**CHALLENGE**
Gather each line in the entries that includes the string "type".

— start of EXTRACTED MATERIAL —

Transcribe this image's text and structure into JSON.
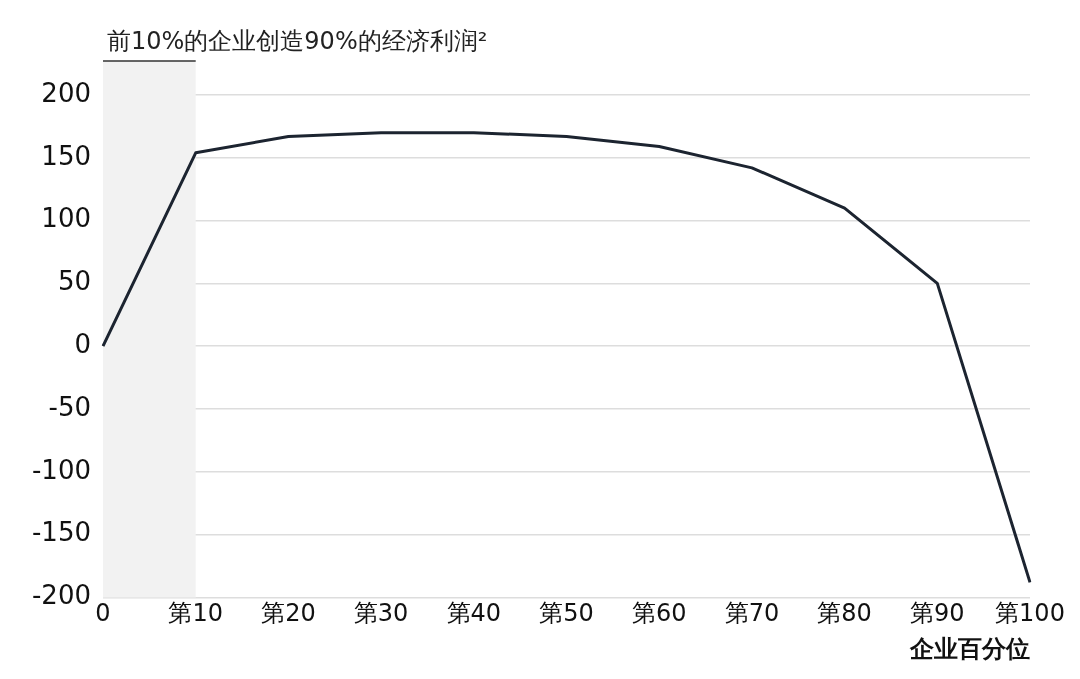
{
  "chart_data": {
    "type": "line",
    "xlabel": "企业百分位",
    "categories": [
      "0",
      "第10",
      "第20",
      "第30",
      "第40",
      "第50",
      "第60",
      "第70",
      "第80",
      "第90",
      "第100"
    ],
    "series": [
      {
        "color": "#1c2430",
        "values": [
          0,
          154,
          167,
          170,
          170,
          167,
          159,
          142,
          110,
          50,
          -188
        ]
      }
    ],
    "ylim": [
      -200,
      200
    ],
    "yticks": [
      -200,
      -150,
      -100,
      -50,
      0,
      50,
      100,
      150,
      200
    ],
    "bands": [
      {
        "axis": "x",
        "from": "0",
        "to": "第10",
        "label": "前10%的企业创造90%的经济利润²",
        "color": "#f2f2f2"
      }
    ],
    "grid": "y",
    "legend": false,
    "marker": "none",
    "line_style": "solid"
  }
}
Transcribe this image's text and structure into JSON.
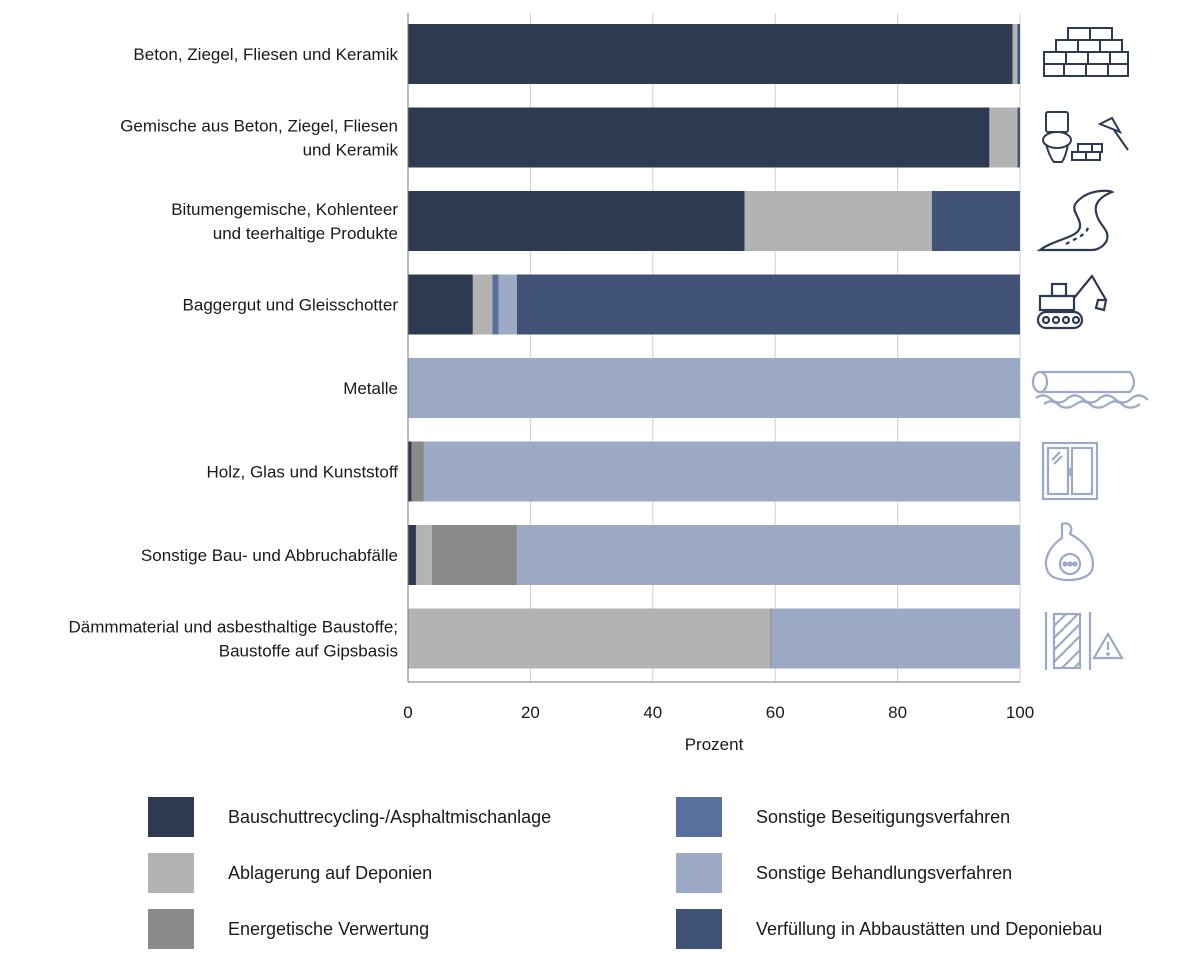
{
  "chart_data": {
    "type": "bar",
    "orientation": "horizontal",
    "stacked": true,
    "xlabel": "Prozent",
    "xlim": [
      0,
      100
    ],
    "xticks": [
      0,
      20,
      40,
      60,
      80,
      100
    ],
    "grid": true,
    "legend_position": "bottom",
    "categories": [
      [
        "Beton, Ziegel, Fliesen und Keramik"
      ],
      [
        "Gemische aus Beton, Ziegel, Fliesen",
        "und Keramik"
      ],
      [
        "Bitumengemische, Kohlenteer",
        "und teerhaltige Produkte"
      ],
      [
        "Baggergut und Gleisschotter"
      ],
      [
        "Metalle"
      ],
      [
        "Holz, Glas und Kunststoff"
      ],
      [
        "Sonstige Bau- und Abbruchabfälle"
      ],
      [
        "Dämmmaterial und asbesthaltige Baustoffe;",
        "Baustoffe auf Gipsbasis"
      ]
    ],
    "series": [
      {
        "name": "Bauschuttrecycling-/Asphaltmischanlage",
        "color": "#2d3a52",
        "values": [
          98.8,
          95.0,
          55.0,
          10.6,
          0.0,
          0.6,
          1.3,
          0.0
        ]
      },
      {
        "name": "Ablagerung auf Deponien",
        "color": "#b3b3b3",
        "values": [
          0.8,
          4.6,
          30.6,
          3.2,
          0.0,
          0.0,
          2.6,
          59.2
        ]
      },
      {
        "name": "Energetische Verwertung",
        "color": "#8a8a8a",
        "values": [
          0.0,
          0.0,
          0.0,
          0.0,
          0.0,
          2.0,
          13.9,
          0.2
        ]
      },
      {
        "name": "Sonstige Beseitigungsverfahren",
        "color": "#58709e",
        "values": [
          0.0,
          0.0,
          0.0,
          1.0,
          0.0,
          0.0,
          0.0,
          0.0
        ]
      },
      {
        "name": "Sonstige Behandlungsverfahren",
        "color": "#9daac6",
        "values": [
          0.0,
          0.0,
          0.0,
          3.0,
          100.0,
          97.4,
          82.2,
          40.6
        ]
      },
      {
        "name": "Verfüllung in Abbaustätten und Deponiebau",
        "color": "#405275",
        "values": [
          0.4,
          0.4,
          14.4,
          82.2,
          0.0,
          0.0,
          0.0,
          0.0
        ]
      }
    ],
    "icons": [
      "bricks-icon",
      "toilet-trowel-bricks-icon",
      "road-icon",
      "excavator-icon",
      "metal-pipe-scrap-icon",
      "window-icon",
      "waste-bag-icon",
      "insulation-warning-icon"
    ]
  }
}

— end of EXTRACTED MATERIAL —
— start of EXTRACTED MATERIAL —

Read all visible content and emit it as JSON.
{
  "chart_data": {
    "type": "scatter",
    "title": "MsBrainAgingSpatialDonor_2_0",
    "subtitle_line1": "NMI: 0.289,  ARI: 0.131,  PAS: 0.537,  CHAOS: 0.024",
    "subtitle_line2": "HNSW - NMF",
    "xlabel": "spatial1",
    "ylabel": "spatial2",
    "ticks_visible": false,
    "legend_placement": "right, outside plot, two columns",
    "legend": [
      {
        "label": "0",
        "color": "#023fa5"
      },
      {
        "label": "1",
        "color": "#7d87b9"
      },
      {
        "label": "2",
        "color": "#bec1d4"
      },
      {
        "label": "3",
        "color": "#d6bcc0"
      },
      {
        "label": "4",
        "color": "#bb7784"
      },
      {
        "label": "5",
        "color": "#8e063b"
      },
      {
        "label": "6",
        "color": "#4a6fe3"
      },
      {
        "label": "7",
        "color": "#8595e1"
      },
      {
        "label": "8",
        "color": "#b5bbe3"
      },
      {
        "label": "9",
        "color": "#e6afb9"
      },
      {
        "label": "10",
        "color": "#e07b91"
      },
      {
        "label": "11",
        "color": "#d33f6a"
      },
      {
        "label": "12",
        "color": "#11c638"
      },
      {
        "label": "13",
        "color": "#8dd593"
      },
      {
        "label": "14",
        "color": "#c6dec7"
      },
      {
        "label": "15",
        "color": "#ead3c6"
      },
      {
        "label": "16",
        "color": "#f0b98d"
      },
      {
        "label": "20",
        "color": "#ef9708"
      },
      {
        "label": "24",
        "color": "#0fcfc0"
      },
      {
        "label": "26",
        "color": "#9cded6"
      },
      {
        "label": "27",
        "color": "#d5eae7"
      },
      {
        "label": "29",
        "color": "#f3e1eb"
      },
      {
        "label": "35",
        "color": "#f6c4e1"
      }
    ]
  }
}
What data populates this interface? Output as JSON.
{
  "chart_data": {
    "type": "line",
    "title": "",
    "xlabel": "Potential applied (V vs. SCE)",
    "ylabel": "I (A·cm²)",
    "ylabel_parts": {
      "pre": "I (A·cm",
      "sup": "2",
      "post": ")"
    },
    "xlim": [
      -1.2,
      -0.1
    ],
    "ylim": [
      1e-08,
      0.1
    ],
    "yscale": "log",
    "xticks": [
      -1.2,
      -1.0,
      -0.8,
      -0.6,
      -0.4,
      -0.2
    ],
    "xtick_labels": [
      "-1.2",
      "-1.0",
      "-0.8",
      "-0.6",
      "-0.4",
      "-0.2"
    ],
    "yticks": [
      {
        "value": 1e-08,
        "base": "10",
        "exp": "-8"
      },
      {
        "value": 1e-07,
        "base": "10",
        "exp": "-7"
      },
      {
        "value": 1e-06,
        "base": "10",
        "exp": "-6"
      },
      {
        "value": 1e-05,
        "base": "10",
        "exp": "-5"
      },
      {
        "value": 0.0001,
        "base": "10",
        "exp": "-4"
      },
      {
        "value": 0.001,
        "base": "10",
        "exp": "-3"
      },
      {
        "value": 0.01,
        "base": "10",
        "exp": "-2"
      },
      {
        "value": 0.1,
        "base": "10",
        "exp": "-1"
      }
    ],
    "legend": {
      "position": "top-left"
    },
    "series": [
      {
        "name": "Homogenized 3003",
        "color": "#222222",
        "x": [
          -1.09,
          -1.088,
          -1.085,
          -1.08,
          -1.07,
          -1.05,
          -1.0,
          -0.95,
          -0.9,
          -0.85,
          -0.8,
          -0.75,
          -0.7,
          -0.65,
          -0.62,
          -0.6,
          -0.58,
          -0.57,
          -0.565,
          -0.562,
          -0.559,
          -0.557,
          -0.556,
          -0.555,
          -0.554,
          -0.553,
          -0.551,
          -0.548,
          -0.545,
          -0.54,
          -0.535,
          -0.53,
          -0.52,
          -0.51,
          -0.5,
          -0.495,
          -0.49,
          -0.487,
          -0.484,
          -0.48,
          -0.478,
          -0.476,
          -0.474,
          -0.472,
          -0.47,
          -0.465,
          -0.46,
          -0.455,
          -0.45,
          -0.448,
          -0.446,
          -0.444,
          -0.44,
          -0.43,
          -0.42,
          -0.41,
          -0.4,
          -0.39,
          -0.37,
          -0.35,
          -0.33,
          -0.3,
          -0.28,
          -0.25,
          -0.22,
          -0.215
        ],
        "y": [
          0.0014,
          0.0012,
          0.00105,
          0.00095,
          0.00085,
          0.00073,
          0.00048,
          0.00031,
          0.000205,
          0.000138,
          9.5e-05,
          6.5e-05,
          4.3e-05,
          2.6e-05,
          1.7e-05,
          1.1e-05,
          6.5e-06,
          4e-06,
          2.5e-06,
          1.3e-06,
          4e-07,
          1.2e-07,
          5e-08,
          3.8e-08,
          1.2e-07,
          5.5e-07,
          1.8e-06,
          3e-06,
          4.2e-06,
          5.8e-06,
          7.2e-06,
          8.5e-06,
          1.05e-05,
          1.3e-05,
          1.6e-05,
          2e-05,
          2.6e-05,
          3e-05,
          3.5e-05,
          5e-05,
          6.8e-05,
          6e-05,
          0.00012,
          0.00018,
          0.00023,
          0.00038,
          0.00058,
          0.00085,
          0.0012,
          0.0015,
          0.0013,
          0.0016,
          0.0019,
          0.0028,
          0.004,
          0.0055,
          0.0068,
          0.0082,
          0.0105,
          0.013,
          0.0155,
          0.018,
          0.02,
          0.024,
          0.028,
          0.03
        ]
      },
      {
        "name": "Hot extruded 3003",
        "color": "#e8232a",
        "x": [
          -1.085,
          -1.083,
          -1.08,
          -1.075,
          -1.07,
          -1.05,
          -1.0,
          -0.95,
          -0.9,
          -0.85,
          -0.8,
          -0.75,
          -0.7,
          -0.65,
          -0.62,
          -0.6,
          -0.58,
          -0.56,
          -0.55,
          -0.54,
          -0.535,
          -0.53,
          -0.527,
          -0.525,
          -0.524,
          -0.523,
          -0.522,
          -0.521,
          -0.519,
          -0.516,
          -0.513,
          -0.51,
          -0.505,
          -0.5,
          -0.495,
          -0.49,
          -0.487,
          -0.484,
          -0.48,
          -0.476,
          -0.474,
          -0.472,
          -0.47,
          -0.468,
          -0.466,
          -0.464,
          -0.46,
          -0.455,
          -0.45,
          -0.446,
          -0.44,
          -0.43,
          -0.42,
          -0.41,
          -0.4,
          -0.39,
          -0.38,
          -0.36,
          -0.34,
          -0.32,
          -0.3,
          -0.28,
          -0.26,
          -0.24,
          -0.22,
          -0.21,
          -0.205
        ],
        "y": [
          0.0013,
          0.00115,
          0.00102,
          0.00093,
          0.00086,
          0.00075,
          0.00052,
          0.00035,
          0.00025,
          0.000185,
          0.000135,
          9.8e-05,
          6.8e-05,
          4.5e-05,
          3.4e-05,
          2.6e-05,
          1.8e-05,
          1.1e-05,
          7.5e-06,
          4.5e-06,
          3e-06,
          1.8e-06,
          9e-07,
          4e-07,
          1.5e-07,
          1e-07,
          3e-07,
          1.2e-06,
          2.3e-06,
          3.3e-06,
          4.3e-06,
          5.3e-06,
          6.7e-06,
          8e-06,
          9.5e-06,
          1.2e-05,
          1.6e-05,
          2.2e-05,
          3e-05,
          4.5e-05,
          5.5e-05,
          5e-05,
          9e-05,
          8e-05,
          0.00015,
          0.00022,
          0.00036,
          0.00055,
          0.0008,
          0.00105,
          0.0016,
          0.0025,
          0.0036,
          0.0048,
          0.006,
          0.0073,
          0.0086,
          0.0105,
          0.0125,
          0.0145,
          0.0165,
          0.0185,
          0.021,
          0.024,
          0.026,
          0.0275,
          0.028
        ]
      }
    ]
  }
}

— end of EXTRACTED MATERIAL —

**PROBLEM SOLUTION**
    "type": "line",
    "type": "bar",
    "type": "scatter",
    "type": "line",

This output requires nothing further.